▶ **WHAT YOU SHOULD DO**: Search the data for the word "color" and copy every line that contains it.
## Start DATA ENTRIES
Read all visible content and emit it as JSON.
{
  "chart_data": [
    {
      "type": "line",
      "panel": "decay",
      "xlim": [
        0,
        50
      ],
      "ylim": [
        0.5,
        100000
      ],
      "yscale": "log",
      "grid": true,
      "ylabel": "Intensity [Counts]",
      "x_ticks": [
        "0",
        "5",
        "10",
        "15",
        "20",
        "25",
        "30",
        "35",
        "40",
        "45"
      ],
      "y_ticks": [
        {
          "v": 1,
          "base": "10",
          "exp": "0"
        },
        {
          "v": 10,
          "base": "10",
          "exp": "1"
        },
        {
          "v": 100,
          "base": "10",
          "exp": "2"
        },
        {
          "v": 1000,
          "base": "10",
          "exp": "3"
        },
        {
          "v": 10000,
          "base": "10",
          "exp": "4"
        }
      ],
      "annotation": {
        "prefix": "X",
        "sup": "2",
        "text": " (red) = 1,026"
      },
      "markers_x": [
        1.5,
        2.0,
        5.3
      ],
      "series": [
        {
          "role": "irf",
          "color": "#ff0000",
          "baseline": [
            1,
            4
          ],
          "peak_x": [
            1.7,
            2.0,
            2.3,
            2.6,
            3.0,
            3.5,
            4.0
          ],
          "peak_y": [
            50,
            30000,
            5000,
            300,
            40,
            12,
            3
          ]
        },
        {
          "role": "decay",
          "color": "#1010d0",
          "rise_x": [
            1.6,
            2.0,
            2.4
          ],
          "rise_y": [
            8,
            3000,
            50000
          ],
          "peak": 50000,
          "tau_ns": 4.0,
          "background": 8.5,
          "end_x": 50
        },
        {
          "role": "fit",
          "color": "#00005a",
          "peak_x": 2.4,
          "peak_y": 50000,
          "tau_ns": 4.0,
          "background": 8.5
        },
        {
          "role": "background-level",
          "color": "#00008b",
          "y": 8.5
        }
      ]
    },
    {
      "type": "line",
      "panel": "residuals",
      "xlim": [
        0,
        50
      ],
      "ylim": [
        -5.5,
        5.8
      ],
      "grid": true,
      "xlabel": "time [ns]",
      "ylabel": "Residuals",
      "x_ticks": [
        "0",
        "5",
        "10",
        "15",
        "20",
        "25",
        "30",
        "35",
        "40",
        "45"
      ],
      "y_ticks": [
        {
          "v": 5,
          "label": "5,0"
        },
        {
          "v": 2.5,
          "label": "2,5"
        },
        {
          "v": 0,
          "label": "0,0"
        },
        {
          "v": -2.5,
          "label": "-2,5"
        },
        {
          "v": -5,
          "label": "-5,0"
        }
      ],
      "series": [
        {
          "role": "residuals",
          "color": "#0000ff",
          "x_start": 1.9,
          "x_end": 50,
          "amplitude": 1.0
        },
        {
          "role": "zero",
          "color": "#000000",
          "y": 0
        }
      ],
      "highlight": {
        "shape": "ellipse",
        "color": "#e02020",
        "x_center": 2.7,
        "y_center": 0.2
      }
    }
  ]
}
## End DATA ENTRIES
▶ **SOLUTION TO THIS EXERCISE**:
          "color": "#ff0000",
          "color": "#1010d0",
          "color": "#00005a",
          "color": "#00008b",
          "color": "#0000ff",
          "color": "#000000",
        "color": "#e02020",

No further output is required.